What this task involves
Can you output the records below exactly as they are written?

Provided records
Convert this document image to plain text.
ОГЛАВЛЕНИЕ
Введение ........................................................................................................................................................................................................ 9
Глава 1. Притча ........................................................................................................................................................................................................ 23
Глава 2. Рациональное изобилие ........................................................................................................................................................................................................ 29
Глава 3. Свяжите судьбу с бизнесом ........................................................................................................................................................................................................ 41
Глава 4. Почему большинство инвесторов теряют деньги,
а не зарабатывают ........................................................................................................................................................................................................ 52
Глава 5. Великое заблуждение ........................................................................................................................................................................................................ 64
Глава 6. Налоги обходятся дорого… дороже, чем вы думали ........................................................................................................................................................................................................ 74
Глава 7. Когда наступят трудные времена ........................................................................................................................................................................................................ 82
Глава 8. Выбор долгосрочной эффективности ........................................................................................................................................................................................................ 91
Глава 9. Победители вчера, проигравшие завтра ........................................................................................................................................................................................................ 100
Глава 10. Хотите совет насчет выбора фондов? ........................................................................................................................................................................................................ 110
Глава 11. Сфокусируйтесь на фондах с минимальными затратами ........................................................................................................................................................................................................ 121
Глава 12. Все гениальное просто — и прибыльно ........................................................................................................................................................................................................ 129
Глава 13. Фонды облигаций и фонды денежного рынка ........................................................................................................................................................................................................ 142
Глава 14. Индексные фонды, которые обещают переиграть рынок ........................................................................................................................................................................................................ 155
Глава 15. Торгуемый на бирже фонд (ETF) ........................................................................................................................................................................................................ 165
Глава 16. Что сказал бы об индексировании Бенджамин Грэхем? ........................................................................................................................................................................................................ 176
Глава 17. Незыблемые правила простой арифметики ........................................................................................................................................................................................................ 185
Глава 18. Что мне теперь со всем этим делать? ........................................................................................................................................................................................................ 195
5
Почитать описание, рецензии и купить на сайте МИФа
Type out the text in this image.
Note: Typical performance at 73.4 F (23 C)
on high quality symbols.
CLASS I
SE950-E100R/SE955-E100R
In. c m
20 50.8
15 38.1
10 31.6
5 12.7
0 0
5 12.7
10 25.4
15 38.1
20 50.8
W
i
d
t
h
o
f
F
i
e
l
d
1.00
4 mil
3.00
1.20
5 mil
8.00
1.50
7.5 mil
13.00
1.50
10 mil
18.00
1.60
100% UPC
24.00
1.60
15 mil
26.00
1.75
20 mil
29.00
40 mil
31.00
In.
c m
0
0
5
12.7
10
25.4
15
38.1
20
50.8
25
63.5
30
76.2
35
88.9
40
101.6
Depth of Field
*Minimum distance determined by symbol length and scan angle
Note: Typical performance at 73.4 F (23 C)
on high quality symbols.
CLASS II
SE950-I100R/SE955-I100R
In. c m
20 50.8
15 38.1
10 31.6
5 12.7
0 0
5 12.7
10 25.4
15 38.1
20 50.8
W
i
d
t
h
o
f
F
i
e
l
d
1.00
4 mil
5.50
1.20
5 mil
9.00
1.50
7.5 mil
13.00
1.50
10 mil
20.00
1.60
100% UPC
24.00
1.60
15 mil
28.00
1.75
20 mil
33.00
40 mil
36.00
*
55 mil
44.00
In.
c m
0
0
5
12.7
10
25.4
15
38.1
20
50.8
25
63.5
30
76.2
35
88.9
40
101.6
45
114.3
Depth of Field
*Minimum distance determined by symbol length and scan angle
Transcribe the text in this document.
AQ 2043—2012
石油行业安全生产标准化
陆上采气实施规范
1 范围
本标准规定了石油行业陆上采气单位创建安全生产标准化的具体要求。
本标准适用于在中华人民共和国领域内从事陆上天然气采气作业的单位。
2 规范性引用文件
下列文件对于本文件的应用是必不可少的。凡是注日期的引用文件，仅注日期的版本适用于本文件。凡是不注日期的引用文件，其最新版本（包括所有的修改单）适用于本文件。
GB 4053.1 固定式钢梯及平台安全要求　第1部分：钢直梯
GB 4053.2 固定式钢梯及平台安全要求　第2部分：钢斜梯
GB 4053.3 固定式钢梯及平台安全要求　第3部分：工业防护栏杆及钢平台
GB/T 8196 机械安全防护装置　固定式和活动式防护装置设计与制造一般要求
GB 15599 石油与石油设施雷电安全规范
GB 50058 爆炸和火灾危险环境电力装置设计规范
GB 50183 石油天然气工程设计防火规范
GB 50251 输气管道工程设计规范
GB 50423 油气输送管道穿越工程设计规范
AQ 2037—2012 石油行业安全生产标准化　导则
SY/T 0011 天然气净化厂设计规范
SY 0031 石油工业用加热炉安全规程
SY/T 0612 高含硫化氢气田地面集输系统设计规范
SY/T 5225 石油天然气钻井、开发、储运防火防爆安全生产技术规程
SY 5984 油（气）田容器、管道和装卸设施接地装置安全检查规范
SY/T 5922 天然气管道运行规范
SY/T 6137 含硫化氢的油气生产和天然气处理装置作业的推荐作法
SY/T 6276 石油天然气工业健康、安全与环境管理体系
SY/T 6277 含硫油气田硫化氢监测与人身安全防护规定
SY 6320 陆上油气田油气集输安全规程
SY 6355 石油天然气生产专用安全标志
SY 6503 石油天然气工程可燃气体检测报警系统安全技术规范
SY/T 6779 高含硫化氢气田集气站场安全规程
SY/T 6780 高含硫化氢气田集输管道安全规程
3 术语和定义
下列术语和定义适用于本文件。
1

Exercise output
Convert this document image to plain text.
ОГЛАВЛЕНИЕ
Введение ........................................................................................................................................................................................................ 9
Глава 1. Притча ........................................................................................................................................................................................................ 23
Глава 2. Рациональное изобилие ........................................................................................................................................................................................................ 29
Глава 3. Свяжите судьбу с бизнесом ........................................................................................................................................................................................................ 41
Глава 4. Почему большинство инвесторов теряют деньги,
а не зарабатывают ........................................................................................................................................................................................................ 52
Глава 5. Великое заблуждение ........................................................................................................................................................................................................ 64
Глава 6. Налоги обходятся дорого… дороже, чем вы думали ........................................................................................................................................................................................................ 74
Глава 7. Когда наступят трудные времена ........................................................................................................................................................................................................ 82
Глава 8. Выбор долгосрочной эффективности ........................................................................................................................................................................................................ 91
Глава 9. Победители вчера, проигравшие завтра ........................................................................................................................................................................................................ 100
Глава 10. Хотите совет насчет выбора фондов? ........................................................................................................................................................................................................ 110
Глава 11. Сфокусируйтесь на фондах с минимальными затратами ........................................................................................................................................................................................................ 121
Глава 12. Все гениальное просто — и прибыльно ........................................................................................................................................................................................................ 129
Глава 13. Фонды облигаций и фонды денежного рынка ........................................................................................................................................................................................................ 142
Глава 14. Индексные фонды, которые обещают переиграть рынок ........................................................................................................................................................................................................ 155
Глава 15. Торгуемый на бирже фонд (ETF) ........................................................................................................................................................................................................ 165
Глава 16. Что сказал бы об индексировании Бенджамин Грэхем? ........................................................................................................................................................................................................ 176
Глава 17. Незыблемые правила простой арифметики ........................................................................................................................................................................................................ 185
Глава 18. Что мне теперь со всем этим делать? ........................................................................................................................................................................................................ 195
5
Почитать описание, рецензии и купить на сайте МИФа
Type out the text in this image.
Note: Typical performance at 73.4 F (23 C)
on high quality symbols.
CLASS I
SE950-E100R/SE955-E100R
In. c m
20 50.8
15 38.1
10 31.6
5 12.7
0 0
5 12.7
10 25.4
15 38.1
20 50.8
W
i
d
t
h
o
f
F
i
e
l
d
1.00
4 mil
3.00
1.20
5 mil
8.00
1.50
7.5 mil
13.00
1.50
10 mil
18.00
1.60
100% UPC
24.00
1.60
15 mil
26.00
1.75
20 mil
29.00
40 mil
31.00
In.
c m
0
0
5
12.7
10
25.4
15
38.1
20
50.8
25
63.5
30
76.2
35
88.9
40
101.6
Depth of Field
*Minimum distance determined by symbol length and scan angle
Note: Typical performance at 73.4 F (23 C)
on high quality symbols.
CLASS II
SE950-I100R/SE955-I100R
In. c m
20 50.8
15 38.1
10 31.6
5 12.7
0 0
5 12.7
10 25.4
15 38.1
20 50.8
W
i
d
t
h
o
f
F
i
e
l
d
1.00
4 mil
5.50
1.20
5 mil
9.00
1.50
7.5 mil
13.00
1.50
10 mil
20.00
1.60
100% UPC
24.00
1.60
15 mil
28.00
1.75
20 mil
33.00
40 mil
36.00
*
55 mil
44.00
In.
c m
0
0
5
12.7
10
25.4
15
38.1
20
50.8
25
63.5
30
76.2
35
88.9
40
101.6
45
114.3
Depth of Field
*Minimum distance determined by symbol length and scan angle
Transcribe the text in this document.
AQ 2043—2012
石油行业安全生产标准化
陆上采气实施规范
1 范围
本标准规定了石油行业陆上采气单位创建安全生产标准化的具体要求。
本标准适用于在中华人民共和国领域内从事陆上天然气采气作业的单位。
2 规范性引用文件
下列文件对于本文件的应用是必不可少的。凡是注日期的引用文件，仅注日期的版本适用于本文件。凡是不注日期的引用文件，其最新版本（包括所有的修改单）适用于本文件。
GB 4053.1 固定式钢梯及平台安全要求　第1部分：钢直梯
GB 4053.2 固定式钢梯及平台安全要求　第2部分：钢斜梯
GB 4053.3 固定式钢梯及平台安全要求　第3部分：工业防护栏杆及钢平台
GB/T 8196 机械安全防护装置　固定式和活动式防护装置设计与制造一般要求
GB 15599 石油与石油设施雷电安全规范
GB 50058 爆炸和火灾危险环境电力装置设计规范
GB 50183 石油天然气工程设计防火规范
GB 50251 输气管道工程设计规范
GB 50423 油气输送管道穿越工程设计规范
AQ 2037—2012 石油行业安全生产标准化　导则
SY/T 0011 天然气净化厂设计规范
SY 0031 石油工业用加热炉安全规程
SY/T 0612 高含硫化氢气田地面集输系统设计规范
SY/T 5225 石油天然气钻井、开发、储运防火防爆安全生产技术规程
SY 5984 油（气）田容器、管道和装卸设施接地装置安全检查规范
SY/T 5922 天然气管道运行规范
SY/T 6137 含硫化氢的油气生产和天然气处理装置作业的推荐作法
SY/T 6276 石油天然气工业健康、安全与环境管理体系
SY/T 6277 含硫油气田硫化氢监测与人身安全防护规定
SY 6320 陆上油气田油气集输安全规程
SY 6355 石油天然气生产专用安全标志
SY 6503 石油天然气工程可燃气体检测报警系统安全技术规范
SY/T 6779 高含硫化氢气田集气站场安全规程
SY/T 6780 高含硫化氢气田集输管道安全规程
3 术语和定义
下列术语和定义适用于本文件。
1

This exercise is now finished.